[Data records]
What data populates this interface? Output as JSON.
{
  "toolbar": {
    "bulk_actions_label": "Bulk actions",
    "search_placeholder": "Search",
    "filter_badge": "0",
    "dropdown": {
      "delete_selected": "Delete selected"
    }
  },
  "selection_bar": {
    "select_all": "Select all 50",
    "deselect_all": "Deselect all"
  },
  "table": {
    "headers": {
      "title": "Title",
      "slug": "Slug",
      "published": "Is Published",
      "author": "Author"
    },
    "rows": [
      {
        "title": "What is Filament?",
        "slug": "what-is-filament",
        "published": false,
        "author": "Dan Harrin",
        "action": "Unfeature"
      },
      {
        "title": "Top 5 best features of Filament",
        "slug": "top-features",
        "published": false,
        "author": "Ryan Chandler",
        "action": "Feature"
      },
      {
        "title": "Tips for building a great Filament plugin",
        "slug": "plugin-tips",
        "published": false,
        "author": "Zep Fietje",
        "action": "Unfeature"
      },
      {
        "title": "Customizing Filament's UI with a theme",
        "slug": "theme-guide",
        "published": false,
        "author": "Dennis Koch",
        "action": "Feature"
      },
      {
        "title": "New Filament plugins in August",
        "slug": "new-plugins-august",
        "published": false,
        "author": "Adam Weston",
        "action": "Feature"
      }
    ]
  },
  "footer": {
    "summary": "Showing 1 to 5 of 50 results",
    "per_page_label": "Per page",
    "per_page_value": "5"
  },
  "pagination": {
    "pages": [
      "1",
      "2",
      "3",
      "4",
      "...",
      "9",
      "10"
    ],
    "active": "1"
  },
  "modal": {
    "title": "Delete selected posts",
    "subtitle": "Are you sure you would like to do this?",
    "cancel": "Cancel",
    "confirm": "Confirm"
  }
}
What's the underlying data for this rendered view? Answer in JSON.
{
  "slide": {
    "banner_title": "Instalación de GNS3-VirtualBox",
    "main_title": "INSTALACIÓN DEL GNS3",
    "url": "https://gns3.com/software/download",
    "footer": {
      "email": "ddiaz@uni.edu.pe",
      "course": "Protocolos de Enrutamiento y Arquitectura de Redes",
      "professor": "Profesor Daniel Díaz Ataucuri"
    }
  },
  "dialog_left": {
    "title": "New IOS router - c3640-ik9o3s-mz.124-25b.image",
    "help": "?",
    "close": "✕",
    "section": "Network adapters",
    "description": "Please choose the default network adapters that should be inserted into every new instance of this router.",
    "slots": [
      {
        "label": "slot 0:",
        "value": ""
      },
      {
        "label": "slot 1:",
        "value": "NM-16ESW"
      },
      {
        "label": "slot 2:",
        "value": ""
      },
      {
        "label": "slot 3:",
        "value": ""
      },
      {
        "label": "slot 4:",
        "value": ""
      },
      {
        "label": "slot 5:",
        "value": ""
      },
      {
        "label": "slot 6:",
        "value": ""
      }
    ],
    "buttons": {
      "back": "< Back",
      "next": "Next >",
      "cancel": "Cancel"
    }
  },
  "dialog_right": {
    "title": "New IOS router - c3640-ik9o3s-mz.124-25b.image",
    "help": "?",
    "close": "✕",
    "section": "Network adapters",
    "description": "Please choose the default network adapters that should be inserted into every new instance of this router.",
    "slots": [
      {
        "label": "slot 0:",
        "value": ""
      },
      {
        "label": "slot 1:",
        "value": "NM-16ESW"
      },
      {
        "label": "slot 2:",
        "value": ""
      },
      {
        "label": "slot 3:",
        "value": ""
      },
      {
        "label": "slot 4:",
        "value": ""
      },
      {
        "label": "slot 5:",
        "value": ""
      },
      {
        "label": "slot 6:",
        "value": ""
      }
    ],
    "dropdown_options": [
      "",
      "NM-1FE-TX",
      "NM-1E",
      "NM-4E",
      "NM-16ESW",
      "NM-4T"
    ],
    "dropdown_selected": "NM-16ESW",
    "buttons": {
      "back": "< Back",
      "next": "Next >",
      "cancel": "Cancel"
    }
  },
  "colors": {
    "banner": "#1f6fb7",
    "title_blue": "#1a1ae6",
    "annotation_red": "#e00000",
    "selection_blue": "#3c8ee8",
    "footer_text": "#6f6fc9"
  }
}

* **Stated goal**:
Repeat the preceding lines exactly, please, every one of them.

* **Solved exercise**:
What data populates this interface? Output as JSON.
{
  "toolbar": {
    "bulk_actions_label": "Bulk actions",
    "search_placeholder": "Search",
    "filter_badge": "0",
    "dropdown": {
      "delete_selected": "Delete selected"
    }
  },
  "selection_bar": {
    "select_all": "Select all 50",
    "deselect_all": "Deselect all"
  },
  "table": {
    "headers": {
      "title": "Title",
      "slug": "Slug",
      "published": "Is Published",
      "author": "Author"
    },
    "rows": [
      {
        "title": "What is Filament?",
        "slug": "what-is-filament",
        "published": false,
        "author": "Dan Harrin",
        "action": "Unfeature"
      },
      {
        "title": "Top 5 best features of Filament",
        "slug": "top-features",
        "published": false,
        "author": "Ryan Chandler",
        "action": "Feature"
      },
      {
        "title": "Tips for building a great Filament plugin",
        "slug": "plugin-tips",
        "published": false,
        "author": "Zep Fietje",
        "action": "Unfeature"
      },
      {
        "title": "Customizing Filament's UI with a theme",
        "slug": "theme-guide",
        "published": false,
        "author": "Dennis Koch",
        "action": "Feature"
      },
      {
        "title": "New Filament plugins in August",
        "slug": "new-plugins-august",
        "published": false,
        "author": "Adam Weston",
        "action": "Feature"
      }
    ]
  },
  "footer": {
    "summary": "Showing 1 to 5 of 50 results",
    "per_page_label": "Per page",
    "per_page_value": "5"
  },
  "pagination": {
    "pages": [
      "1",
      "2",
      "3",
      "4",
      "...",
      "9",
      "10"
    ],
    "active": "1"
  },
  "modal": {
    "title": "Delete selected posts",
    "subtitle": "Are you sure you would like to do this?",
    "cancel": "Cancel",
    "confirm": "Confirm"
  }
}
What's the underlying data for this rendered view? Answer in JSON.
{
  "slide": {
    "banner_title": "Instalación de GNS3-VirtualBox",
    "main_title": "INSTALACIÓN DEL GNS3",
    "url": "https://gns3.com/software/download",
    "footer": {
      "email": "ddiaz@uni.edu.pe",
      "course": "Protocolos de Enrutamiento y Arquitectura de Redes",
      "professor": "Profesor Daniel Díaz Ataucuri"
    }
  },
  "dialog_left": {
    "title": "New IOS router - c3640-ik9o3s-mz.124-25b.image",
    "help": "?",
    "close": "✕",
    "section": "Network adapters",
    "description": "Please choose the default network adapters that should be inserted into every new instance of this router.",
    "slots": [
      {
        "label": "slot 0:",
        "value": ""
      },
      {
        "label": "slot 1:",
        "value": "NM-16ESW"
      },
      {
        "label": "slot 2:",
        "value": ""
      },
      {
        "label": "slot 3:",
        "value": ""
      },
      {
        "label": "slot 4:",
        "value": ""
      },
      {
        "label": "slot 5:",
        "value": ""
      },
      {
        "label": "slot 6:",
        "value": ""
      }
    ],
    "buttons": {
      "back": "< Back",
      "next": "Next >",
      "cancel": "Cancel"
    }
  },
  "dialog_right": {
    "title": "New IOS router - c3640-ik9o3s-mz.124-25b.image",
    "help": "?",
    "close": "✕",
    "section": "Network adapters",
    "description": "Please choose the default network adapters that should be inserted into every new instance of this router.",
    "slots": [
      {
        "label": "slot 0:",
        "value": ""
      },
      {
        "label": "slot 1:",
        "value": "NM-16ESW"
      },
      {
        "label": "slot 2:",
        "value": ""
      },
      {
        "label": "slot 3:",
        "value": ""
      },
      {
        "label": "slot 4:",
        "value": ""
      },
      {
        "label": "slot 5:",
        "value": ""
      },
      {
        "label": "slot 6:",
        "value": ""
      }
    ],
    "dropdown_options": [
      "",
      "NM-1FE-TX",
      "NM-1E",
      "NM-4E",
      "NM-16ESW",
      "NM-4T"
    ],
    "dropdown_selected": "NM-16ESW",
    "buttons": {
      "back": "< Back",
      "next": "Next >",
      "cancel": "Cancel"
    }
  },
  "colors": {
    "banner": "#1f6fb7",
    "title_blue": "#1a1ae6",
    "annotation_red": "#e00000",
    "selection_blue": "#3c8ee8",
    "footer_text": "#6f6fc9"
  }
}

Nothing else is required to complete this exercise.